### Source document
Content starts
In addition, the Celgene-sponsored, pivotal, Phase 3 apact®
study evaluating the investigational use of ABRAXANE in combination with
gemcitabine following surgical resection (adjuvant treatment) in
patients with pancreatic cancer did not achieve the primary endpoint of
improvement in disease-free survival, as confirmed by independent
radiological review, compared to gemcitabine alone. Overall survival, a
secondary endpoint of the study, was improved, reaching nominal
statistical significance, with ABRAXANE in combination with gemcitabine
compared to gemcitabine alone. The safety profile observed in the apact
study was consistent with previously reported studies of ABRAXANE. Data
from apact will be submitted to a future medical meeting.
Currently, there are more than 130 studies evaluating the use of
ABRAXANE in patients with pancreatic cancer in combination with more
than 50 novel agents.
About apact
apact is an international, multicenter, randomized, open-label,
controlled Phase 3 study (ClinicalTrials.gov, NCT01964430) to assess the
efficacy of ABRAXANE in combination with gemcitabine versus gemcitabine
alone as adjuvant therapy for patients with surgically resected
pancreatic adenocarcinoma. The primary endpoint of the study was the
independent assessment of disease-free survival (DFS); secondary
endpoints included overall survival (OS) and safety. The study enrolled
866 patients randomized 1:1 to receive either ABRAXANE 125 mg/m2
followed by gemcitabine 1000 mg/m2, or gemcitabine 1000 mg/m2
monotherapy. Treatment was administered intravenously, weekly on Days 1,
8, and 15 of a 28-day cycle for a total of 6 cycles.
Content ends
### Tasks to perform
**a)** According to the passage on the apact trial, how many patients did the study enroll?
**b)** In the passage on the apact trial, list every descriptor in the sentence "apact is an international, multicenter, randomized, open-label, controlled Phase 3 study" that comes before "Phase 3".
**c)** Continue the passage on the apact trial, starting after its final sentence.

### Data supplied
Content starts
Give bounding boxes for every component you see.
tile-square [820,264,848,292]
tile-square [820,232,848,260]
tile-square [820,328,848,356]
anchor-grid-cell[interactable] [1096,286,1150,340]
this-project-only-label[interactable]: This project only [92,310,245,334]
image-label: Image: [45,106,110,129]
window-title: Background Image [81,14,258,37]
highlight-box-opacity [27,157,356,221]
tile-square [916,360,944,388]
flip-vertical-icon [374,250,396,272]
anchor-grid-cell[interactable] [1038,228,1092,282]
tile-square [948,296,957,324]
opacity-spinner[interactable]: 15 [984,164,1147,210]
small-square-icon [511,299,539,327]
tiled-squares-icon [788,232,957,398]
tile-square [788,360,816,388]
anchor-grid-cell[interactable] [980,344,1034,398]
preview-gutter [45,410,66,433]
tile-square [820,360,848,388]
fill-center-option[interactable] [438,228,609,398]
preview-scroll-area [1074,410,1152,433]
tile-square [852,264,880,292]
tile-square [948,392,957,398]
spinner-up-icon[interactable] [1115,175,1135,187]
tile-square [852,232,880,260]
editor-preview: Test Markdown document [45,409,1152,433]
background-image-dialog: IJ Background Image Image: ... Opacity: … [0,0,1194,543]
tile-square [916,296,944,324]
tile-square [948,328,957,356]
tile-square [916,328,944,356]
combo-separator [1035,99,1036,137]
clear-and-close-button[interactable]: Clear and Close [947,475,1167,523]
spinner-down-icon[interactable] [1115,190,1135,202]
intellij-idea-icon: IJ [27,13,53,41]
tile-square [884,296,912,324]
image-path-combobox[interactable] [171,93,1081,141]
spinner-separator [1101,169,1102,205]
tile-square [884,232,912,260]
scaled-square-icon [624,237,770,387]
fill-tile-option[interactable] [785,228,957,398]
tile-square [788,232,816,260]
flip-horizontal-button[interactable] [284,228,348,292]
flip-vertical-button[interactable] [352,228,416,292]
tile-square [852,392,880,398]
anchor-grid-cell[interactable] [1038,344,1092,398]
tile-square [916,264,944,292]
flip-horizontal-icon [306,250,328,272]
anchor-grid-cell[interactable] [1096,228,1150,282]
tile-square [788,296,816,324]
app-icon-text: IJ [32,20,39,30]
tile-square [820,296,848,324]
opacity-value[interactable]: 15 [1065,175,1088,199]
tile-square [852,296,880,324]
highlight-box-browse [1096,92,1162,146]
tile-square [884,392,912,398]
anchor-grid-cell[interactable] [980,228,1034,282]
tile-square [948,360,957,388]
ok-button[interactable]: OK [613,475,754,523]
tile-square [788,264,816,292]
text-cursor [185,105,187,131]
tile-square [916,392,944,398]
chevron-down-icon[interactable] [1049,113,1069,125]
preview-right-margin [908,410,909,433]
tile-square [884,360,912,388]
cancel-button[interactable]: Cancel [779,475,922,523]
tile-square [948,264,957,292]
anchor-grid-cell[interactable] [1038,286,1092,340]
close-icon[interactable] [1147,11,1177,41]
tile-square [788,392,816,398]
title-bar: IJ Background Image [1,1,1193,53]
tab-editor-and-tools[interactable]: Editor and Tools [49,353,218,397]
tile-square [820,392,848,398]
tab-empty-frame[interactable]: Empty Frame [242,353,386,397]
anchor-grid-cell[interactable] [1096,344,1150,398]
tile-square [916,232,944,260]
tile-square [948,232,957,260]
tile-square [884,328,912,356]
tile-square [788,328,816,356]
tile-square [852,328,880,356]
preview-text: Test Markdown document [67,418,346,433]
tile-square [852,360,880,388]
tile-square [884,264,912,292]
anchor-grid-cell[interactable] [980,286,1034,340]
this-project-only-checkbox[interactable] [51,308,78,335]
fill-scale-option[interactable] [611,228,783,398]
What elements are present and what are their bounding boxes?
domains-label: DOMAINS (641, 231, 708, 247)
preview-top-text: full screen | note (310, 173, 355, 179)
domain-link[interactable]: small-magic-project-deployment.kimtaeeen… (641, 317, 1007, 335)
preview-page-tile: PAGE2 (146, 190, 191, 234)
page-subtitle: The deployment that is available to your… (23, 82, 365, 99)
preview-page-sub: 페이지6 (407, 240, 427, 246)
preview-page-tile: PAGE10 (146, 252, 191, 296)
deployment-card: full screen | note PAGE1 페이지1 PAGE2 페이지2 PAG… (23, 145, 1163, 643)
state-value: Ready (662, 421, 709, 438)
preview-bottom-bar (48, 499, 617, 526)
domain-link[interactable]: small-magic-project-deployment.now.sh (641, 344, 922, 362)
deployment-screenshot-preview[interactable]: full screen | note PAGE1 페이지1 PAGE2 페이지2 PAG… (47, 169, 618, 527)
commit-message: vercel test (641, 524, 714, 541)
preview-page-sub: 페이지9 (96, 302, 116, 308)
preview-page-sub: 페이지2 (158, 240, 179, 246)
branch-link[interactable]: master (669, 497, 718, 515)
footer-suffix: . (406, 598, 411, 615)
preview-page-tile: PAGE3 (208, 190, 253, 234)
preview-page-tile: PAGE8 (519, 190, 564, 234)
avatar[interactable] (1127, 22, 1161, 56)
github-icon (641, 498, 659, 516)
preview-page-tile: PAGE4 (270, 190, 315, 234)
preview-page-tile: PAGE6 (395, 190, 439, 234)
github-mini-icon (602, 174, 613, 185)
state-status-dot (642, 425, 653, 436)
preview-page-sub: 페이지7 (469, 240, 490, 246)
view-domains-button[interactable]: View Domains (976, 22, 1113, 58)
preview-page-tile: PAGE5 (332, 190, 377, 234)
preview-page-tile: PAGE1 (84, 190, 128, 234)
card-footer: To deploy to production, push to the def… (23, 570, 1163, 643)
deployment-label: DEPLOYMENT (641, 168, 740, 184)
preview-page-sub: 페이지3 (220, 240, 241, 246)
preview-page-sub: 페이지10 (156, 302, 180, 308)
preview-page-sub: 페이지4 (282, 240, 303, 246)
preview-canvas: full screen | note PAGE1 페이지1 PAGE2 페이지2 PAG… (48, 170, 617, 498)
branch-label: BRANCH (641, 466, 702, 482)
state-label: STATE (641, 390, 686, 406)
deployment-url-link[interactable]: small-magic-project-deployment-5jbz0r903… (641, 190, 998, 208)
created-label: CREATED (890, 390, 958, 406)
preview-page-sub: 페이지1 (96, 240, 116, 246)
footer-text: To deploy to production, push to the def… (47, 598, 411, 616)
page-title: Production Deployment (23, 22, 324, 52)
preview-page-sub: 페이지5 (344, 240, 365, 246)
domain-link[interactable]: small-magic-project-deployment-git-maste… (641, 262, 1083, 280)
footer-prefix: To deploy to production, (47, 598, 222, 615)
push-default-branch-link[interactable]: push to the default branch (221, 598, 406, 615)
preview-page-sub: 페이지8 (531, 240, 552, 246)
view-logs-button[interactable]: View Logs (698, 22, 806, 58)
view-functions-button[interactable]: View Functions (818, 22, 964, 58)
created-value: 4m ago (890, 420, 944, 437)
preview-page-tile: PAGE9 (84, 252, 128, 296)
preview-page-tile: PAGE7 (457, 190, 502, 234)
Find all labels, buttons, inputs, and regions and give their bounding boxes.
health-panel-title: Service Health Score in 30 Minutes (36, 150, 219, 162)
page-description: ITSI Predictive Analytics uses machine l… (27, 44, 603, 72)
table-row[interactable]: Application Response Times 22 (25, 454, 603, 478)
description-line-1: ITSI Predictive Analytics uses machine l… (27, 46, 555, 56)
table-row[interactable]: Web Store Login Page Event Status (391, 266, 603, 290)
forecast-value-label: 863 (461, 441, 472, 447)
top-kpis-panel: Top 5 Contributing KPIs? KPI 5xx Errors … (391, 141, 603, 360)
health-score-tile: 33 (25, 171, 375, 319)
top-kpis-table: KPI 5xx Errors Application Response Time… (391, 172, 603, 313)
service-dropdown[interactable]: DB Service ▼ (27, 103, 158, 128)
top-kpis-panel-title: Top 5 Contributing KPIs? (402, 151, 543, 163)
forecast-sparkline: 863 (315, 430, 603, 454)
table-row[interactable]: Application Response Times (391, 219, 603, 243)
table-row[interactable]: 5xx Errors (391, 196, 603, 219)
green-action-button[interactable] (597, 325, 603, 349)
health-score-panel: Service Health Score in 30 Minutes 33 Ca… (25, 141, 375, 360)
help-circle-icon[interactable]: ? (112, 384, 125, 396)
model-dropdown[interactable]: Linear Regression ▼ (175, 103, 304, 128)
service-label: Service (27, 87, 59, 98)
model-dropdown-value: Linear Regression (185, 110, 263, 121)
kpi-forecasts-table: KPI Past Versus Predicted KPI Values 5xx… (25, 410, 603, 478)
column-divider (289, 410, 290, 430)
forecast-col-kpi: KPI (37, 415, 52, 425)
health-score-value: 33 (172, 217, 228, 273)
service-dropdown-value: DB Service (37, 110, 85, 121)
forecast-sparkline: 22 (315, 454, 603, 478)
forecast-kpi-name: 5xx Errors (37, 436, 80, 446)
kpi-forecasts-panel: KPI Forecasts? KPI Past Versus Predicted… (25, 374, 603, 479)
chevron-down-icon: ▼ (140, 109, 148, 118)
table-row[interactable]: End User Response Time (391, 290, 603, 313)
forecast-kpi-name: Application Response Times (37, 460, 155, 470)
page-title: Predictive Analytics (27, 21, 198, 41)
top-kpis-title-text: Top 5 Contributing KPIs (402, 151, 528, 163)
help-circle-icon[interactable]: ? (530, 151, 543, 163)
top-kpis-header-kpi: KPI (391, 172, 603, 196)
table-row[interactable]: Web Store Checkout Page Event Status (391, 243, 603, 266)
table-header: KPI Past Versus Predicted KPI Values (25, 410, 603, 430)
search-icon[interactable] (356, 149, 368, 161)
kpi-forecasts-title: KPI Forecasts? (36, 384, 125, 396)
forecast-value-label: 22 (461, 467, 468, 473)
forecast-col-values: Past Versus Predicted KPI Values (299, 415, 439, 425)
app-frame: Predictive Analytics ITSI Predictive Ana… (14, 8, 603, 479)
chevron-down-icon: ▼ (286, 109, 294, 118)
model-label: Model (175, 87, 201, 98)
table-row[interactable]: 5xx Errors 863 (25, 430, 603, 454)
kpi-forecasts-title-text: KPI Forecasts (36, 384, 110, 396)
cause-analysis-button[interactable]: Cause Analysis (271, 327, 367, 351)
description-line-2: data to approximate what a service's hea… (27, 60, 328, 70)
Content ends
### Answers in order
**a)** 866 patients.

**b)** international, multicenter, randomized, open-label, controlled

**c)**
About Pancreatic Cancer
Each year, more than 350,000 people worldwide are diagnosed with
pancreatic cancer – one of the deadliest cancers – with the majority of
cases diagnosed in late stage. Despite advances in therapy over the past
two decades that have led to doubled 5-year survival rates, pancreatic
cancer 5-year survival is still only in the single digits – 8% – due to
the complex nature of the disease and lack of symptoms until the disease
has progressed.
Even among patients with localized pancreatic cancer, for whom surgery
is potentially curative, survival remains poor and the rate of relapse
is high. However, adjuvant chemotherapy has been proven to significantly
improve survival compared with surgery alone. Despite the noted
improvements with chemotherapy following surgery, recurrence rates of
pancreatic cancer are still high with 69 to 75% of patients having a
relapse within 2 years. There remains a high unmet medical need for more
effective adjuvant therapies.
About Triple Negative Breast Cancer
Breast cancer is the second most common cancer among women in the United
States. According to the American Cancer Society, it is estimated that
about 266,000 American women will be diagnosed with invasive breast
cancer in 2018, and nearly 41,000 will die from the disease.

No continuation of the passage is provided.